- **Data for this task**
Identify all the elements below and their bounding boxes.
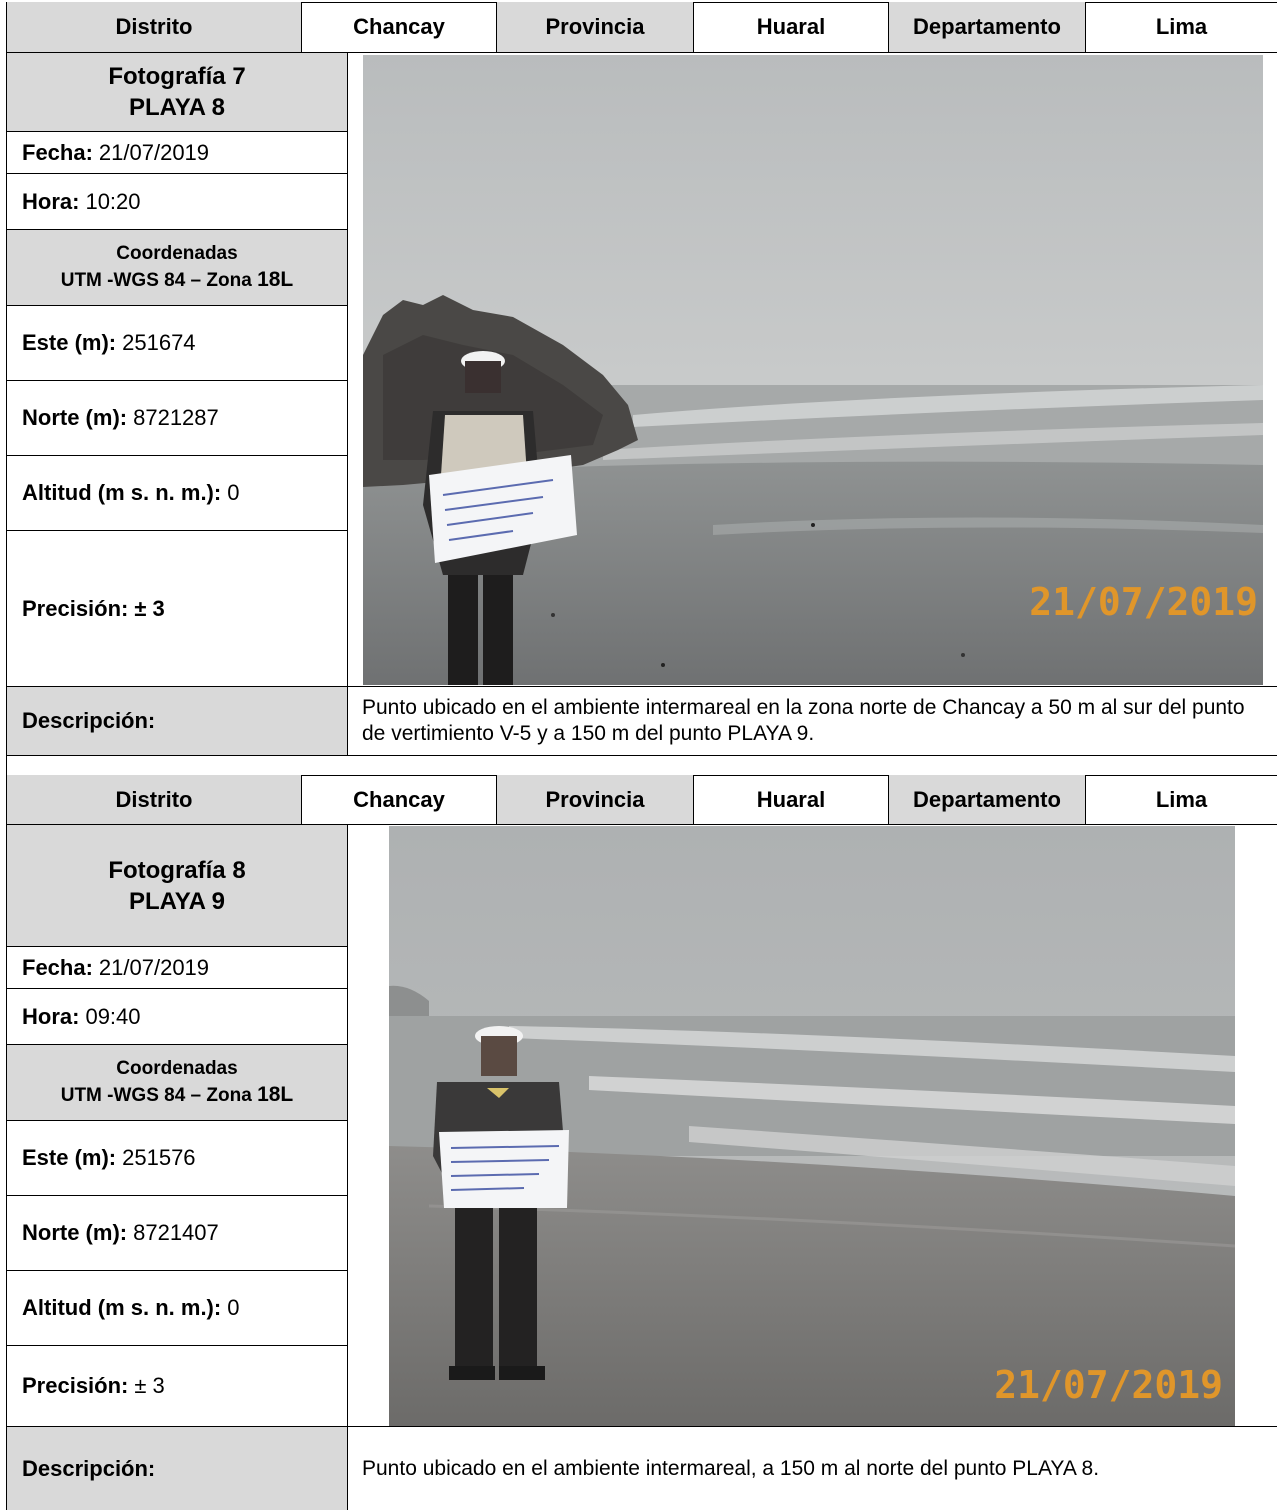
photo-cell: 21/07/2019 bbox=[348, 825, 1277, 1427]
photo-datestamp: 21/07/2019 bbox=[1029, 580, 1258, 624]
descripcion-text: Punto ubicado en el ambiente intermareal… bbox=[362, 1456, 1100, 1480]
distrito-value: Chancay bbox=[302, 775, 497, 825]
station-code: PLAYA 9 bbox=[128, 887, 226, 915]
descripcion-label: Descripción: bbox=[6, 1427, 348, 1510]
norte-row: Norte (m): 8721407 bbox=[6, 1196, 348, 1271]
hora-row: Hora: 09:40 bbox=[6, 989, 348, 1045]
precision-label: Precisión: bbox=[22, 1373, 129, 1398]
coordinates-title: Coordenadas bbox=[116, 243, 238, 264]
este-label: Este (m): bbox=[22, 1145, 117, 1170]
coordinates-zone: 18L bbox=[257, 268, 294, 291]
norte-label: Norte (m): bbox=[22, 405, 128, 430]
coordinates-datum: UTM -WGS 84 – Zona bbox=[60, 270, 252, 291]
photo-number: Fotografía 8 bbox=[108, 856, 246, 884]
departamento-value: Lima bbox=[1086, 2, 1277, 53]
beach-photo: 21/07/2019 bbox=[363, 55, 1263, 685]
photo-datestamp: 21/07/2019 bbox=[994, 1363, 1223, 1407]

- **Your goal**
Copy out, unchanged, the stretch of lines from the one containing "photo-cell: 21/07/2019 bbox=[348, 825, 1277, 1427]" through the one containing "coordinates-datum: UTM -WGS".

- **Complete response**
photo-cell: 21/07/2019 bbox=[348, 825, 1277, 1427]
photo-datestamp: 21/07/2019 bbox=[1029, 580, 1258, 624]
descripcion-text: Punto ubicado en el ambiente intermareal… bbox=[362, 1456, 1100, 1480]
distrito-value: Chancay bbox=[302, 775, 497, 825]
station-code: PLAYA 9 bbox=[128, 887, 226, 915]
descripcion-label: Descripción: bbox=[6, 1427, 348, 1510]
norte-row: Norte (m): 8721407 bbox=[6, 1196, 348, 1271]
hora-row: Hora: 09:40 bbox=[6, 989, 348, 1045]
precision-label: Precisión: bbox=[22, 1373, 129, 1398]
coordinates-title: Coordenadas bbox=[116, 243, 238, 264]
este-label: Este (m): bbox=[22, 1145, 117, 1170]
coordinates-zone: 18L bbox=[257, 268, 294, 291]
norte-label: Norte (m): bbox=[22, 405, 128, 430]
coordinates-datum: UTM -WGS 84 – Zona bbox=[60, 270, 252, 291]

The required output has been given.